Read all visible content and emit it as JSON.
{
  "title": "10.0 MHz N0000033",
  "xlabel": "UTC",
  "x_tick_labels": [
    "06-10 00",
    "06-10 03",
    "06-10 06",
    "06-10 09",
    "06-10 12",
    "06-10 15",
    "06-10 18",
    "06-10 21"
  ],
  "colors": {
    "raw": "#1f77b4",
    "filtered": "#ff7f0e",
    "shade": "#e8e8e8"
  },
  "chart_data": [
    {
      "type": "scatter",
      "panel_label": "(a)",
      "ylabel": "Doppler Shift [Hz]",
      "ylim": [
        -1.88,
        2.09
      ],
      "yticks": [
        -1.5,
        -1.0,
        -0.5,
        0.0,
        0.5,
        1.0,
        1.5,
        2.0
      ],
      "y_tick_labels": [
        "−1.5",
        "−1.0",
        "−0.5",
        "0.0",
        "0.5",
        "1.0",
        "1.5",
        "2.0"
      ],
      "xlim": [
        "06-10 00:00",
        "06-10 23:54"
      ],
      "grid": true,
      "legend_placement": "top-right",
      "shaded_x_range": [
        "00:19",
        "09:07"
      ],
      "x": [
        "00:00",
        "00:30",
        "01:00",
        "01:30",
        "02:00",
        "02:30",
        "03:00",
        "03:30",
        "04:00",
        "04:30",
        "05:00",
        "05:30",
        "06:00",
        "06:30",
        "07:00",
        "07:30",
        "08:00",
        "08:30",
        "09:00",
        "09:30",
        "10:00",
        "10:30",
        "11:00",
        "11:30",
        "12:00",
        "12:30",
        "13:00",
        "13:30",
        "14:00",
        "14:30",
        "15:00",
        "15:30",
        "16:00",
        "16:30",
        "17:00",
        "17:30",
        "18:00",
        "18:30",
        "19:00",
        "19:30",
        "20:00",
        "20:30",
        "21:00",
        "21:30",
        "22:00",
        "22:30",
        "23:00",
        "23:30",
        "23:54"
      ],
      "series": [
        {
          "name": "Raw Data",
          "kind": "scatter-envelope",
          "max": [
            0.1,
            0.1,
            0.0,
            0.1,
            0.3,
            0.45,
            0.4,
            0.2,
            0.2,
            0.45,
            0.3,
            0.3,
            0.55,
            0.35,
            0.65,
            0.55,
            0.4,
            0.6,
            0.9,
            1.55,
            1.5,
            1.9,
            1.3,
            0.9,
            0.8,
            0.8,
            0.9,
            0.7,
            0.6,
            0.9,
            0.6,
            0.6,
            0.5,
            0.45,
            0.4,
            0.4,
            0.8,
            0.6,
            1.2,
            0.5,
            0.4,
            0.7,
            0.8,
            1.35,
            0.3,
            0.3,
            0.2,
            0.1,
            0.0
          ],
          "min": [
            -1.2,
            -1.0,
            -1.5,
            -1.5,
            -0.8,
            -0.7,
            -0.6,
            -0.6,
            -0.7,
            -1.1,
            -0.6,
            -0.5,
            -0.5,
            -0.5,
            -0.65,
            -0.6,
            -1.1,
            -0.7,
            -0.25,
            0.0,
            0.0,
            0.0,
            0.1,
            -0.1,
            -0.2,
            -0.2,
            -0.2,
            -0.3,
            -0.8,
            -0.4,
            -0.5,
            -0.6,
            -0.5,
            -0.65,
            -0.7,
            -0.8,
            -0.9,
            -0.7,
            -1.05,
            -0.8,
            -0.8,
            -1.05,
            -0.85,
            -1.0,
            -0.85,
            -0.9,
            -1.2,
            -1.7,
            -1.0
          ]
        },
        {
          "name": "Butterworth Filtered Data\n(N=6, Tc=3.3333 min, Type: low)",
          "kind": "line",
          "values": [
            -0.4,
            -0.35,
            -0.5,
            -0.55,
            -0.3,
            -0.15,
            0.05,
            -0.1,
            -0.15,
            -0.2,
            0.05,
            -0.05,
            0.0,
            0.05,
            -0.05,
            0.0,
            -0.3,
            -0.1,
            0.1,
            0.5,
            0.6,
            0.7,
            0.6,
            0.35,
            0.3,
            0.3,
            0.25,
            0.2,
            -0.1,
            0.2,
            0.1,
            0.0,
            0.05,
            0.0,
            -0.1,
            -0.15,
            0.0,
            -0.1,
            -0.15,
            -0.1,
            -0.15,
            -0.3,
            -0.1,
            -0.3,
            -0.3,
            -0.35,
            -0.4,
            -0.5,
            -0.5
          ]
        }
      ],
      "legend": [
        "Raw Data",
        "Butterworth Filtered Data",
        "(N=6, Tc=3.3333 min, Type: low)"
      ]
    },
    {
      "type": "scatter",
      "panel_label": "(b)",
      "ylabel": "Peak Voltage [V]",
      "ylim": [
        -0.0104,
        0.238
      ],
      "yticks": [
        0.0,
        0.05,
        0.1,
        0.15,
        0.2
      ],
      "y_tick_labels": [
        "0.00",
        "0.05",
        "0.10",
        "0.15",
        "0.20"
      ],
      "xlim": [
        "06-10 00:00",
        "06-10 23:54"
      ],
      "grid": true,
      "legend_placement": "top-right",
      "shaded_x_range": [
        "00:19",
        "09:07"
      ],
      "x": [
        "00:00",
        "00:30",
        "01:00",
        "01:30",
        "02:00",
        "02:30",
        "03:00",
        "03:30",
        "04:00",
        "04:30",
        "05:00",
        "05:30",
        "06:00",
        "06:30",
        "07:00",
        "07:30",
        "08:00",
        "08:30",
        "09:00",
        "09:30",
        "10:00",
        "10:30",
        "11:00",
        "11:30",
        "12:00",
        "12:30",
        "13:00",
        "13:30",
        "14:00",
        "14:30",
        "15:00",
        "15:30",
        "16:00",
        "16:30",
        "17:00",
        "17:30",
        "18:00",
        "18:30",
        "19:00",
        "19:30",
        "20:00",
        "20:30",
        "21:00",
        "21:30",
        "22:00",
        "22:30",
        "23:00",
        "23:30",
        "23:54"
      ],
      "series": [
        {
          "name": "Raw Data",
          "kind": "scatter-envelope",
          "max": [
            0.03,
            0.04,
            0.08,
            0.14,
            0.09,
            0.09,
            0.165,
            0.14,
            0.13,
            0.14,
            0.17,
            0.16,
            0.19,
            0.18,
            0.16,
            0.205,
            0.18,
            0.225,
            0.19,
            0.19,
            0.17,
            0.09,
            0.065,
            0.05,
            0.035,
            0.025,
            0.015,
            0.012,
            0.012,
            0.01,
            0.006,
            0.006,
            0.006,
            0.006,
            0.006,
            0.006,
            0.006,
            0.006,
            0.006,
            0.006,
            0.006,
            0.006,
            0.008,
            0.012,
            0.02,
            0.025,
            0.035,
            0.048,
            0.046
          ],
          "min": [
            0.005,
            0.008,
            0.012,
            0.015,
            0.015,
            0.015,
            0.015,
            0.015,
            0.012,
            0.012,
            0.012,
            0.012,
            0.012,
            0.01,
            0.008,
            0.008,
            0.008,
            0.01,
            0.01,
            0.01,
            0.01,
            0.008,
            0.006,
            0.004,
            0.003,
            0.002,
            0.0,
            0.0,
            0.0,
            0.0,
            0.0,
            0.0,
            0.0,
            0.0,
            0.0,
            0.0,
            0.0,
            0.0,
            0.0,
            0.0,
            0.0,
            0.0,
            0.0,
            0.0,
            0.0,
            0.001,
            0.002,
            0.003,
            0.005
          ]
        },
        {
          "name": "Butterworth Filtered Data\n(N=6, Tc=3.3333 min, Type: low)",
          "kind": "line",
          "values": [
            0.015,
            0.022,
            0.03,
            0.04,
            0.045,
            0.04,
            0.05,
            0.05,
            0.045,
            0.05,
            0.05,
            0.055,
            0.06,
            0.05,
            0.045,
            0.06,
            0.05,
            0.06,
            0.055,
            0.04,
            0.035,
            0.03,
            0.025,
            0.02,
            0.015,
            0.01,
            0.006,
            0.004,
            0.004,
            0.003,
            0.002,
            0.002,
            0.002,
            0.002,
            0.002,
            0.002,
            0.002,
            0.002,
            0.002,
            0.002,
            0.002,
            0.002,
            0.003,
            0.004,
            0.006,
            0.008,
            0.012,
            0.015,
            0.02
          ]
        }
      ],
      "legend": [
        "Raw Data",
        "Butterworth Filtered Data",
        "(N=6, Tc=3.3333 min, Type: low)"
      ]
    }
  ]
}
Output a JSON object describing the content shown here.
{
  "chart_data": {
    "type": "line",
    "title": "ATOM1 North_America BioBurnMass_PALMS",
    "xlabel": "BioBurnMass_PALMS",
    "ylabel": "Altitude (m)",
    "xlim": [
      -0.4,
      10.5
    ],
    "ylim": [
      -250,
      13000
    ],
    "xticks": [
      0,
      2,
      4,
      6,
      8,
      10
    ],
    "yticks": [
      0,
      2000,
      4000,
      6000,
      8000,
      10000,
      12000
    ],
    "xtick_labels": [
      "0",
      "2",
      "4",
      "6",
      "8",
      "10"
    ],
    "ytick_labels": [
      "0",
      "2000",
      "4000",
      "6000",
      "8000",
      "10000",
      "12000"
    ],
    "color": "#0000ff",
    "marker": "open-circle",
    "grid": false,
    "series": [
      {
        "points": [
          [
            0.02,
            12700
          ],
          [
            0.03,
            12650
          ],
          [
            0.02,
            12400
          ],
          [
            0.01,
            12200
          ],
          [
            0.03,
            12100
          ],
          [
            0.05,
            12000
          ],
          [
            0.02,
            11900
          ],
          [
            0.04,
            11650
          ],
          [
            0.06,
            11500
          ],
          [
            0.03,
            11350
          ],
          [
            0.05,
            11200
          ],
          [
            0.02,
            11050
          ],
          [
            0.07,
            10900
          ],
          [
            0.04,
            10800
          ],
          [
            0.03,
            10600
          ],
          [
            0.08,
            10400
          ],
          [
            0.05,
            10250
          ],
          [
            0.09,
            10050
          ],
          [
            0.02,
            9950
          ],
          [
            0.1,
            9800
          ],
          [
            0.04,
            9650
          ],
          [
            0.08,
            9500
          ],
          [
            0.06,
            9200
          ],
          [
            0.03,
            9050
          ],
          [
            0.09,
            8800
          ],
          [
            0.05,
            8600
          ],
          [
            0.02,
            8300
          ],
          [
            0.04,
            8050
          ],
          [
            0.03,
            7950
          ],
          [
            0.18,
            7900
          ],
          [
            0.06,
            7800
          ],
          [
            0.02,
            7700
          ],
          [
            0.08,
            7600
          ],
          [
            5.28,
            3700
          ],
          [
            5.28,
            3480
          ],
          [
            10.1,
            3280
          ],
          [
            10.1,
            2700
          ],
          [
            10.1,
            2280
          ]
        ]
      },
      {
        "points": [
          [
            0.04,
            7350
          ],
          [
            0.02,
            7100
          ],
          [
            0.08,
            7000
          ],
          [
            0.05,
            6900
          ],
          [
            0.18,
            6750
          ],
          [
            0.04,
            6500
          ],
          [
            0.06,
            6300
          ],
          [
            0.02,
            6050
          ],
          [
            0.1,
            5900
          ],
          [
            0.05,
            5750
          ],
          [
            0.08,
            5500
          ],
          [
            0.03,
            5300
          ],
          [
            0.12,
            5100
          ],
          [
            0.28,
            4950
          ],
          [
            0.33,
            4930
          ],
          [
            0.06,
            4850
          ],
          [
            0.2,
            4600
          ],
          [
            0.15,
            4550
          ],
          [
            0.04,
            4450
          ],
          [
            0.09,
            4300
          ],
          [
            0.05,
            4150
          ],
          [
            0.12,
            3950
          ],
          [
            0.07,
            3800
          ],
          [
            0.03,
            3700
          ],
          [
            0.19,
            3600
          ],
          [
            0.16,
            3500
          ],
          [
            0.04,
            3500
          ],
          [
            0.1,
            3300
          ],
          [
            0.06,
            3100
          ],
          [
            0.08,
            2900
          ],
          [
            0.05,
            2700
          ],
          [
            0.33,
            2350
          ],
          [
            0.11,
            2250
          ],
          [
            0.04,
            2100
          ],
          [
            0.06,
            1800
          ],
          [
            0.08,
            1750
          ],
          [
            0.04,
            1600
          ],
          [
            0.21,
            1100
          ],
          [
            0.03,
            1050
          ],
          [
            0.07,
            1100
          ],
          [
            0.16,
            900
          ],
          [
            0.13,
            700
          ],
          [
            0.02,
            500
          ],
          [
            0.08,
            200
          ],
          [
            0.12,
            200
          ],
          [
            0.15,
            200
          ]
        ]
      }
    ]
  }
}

***

*REQUIRED WORK*: Which lines hold the word "xlabel"? Show each one.

*ANSWER FOR THE TASK*:
  "xlabel": "UTC",
    "xlabel": "BioBurnMass_PALMS",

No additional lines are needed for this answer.